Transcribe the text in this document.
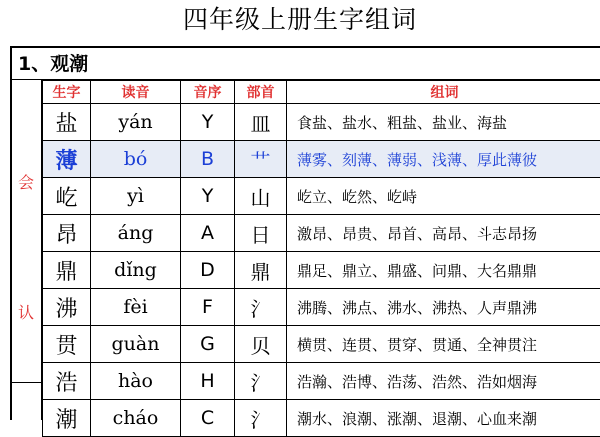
四年级上册生字组词
1、观潮
会
认
生字	读音	音序	部首	组词
盐	yán	Y	皿	食盐、盐水、粗盐、盐业、海盐
薄	bó	B	艹	薄雾、刻薄、薄弱、浅薄、厚此薄彼
屹	yì	Y	山	屹立、屹然、屹峙
昂	áng	A	日	激昂、昂贵、昂首、高昂、斗志昂扬
鼎	dǐng	D	鼎	鼎足、鼎立、鼎盛、问鼎、大名鼎鼎
沸	fèi	F	氵	沸腾、沸点、沸水、沸热、人声鼎沸
贯	guàn	G	贝	横贯、连贯、贯穿、贯通、全神贯注
浩	hào	H	氵	浩瀚、浩博、浩荡、浩然、浩如烟海
潮	cháo	C	氵	潮水、浪潮、涨潮、退潮、心血来潮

Directions for this task - Every record must be copied exactly, with images dropped from the result.

Task output -
Transcribe the text in this document.
四年级上册生字组词
1、观潮
会
认
生字	读音	音序	部首	组词
盐	yán	Y	皿	食盐、盐水、粗盐、盐业、海盐
薄	bó	B	艹	薄雾、刻薄、薄弱、浅薄、厚此薄彼
屹	yì	Y	山	屹立、屹然、屹峙
昂	áng	A	日	激昂、昂贵、昂首、高昂、斗志昂扬
鼎	dǐng	D	鼎	鼎足、鼎立、鼎盛、问鼎、大名鼎鼎
沸	fèi	F	氵	沸腾、沸点、沸水、沸热、人声鼎沸
贯	guàn	G	贝	横贯、连贯、贯穿、贯通、全神贯注
浩	hào	H	氵	浩瀚、浩博、浩荡、浩然、浩如烟海
潮	cháo	C	氵	潮水、浪潮、涨潮、退潮、心血来潮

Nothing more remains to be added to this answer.